>> BEGIN DATASET EXCERPTS

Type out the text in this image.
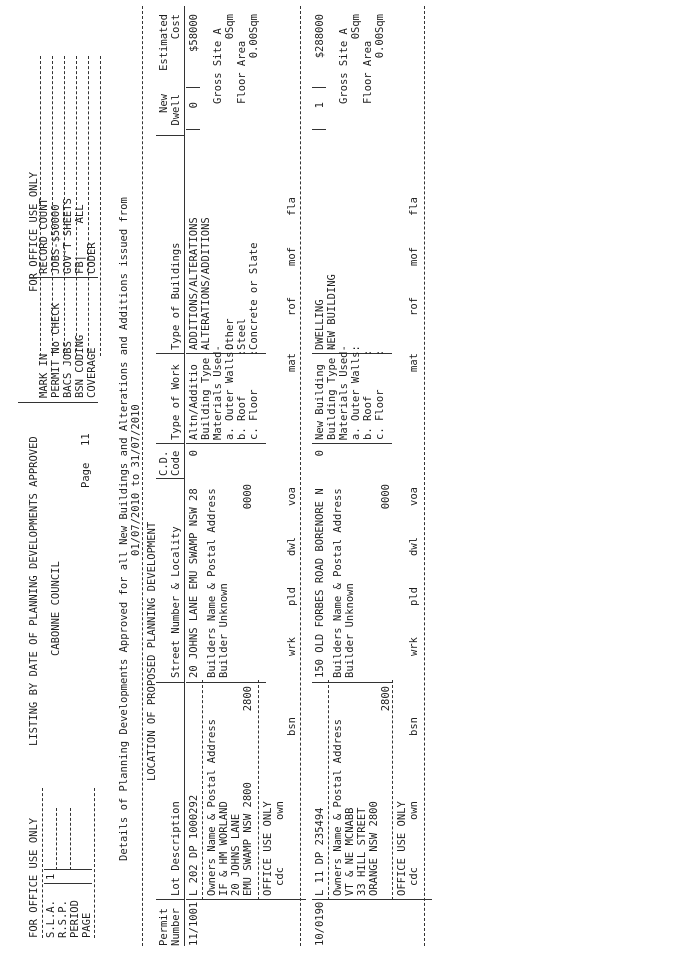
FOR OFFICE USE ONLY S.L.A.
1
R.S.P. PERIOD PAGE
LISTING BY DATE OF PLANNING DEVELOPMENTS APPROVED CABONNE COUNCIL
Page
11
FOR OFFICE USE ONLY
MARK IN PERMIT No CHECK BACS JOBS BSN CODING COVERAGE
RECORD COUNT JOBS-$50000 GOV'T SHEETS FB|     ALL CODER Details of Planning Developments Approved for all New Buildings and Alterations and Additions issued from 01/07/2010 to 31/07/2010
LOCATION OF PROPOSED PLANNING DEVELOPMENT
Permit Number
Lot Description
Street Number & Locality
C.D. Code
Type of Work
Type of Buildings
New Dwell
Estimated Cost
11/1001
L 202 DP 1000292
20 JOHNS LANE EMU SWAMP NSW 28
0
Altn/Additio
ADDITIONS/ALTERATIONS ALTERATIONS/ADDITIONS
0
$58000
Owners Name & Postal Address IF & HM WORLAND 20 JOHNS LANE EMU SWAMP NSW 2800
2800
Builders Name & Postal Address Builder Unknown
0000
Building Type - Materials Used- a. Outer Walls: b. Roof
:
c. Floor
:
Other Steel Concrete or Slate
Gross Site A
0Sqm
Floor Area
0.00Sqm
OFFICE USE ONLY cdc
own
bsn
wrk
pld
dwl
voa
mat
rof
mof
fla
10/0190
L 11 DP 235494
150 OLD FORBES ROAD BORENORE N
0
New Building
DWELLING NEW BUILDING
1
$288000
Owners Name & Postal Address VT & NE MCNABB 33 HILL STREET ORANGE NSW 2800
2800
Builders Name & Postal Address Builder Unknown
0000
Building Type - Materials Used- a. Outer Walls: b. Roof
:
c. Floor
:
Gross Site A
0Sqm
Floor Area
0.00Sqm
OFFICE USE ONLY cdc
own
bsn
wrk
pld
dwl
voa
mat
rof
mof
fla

>> END DATASET EXCERPTS

# WRITTEN PROBLEM:
Restate the entire listing word for word, excluding pictures.

# EXERCISE ANSWER:
Type out the text in this image.
FOR OFFICE USE ONLY S.L.A.
1
R.S.P. PERIOD PAGE
LISTING BY DATE OF PLANNING DEVELOPMENTS APPROVED CABONNE COUNCIL
Page
11
FOR OFFICE USE ONLY
MARK IN PERMIT No CHECK BACS JOBS BSN CODING COVERAGE
RECORD COUNT JOBS-$50000 GOV'T SHEETS FB|     ALL CODER Details of Planning Developments Approved for all New Buildings and Alterations and Additions issued from 01/07/2010 to 31/07/2010
LOCATION OF PROPOSED PLANNING DEVELOPMENT
Permit Number
Lot Description
Street Number & Locality
C.D. Code
Type of Work
Type of Buildings
New Dwell
Estimated Cost
11/1001
L 202 DP 1000292
20 JOHNS LANE EMU SWAMP NSW 28
0
Altn/Additio
ADDITIONS/ALTERATIONS ALTERATIONS/ADDITIONS
0
$58000
Owners Name & Postal Address IF & HM WORLAND 20 JOHNS LANE EMU SWAMP NSW 2800
2800
Builders Name & Postal Address Builder Unknown
0000
Building Type - Materials Used- a. Outer Walls: b. Roof
:
c. Floor
:
Other Steel Concrete or Slate
Gross Site A
0Sqm
Floor Area
0.00Sqm
OFFICE USE ONLY cdc
own
bsn
wrk
pld
dwl
voa
mat
rof
mof
fla
10/0190
L 11 DP 235494
150 OLD FORBES ROAD BORENORE N
0
New Building
DWELLING NEW BUILDING
1
$288000
Owners Name & Postal Address VT & NE MCNABB 33 HILL STREET ORANGE NSW 2800
2800
Builders Name & Postal Address Builder Unknown
0000
Building Type - Materials Used- a. Outer Walls: b. Roof
:
c. Floor
:
Gross Site A
0Sqm
Floor Area
0.00Sqm
OFFICE USE ONLY cdc
own
bsn
wrk
pld
dwl
voa
mat
rof
mof
fla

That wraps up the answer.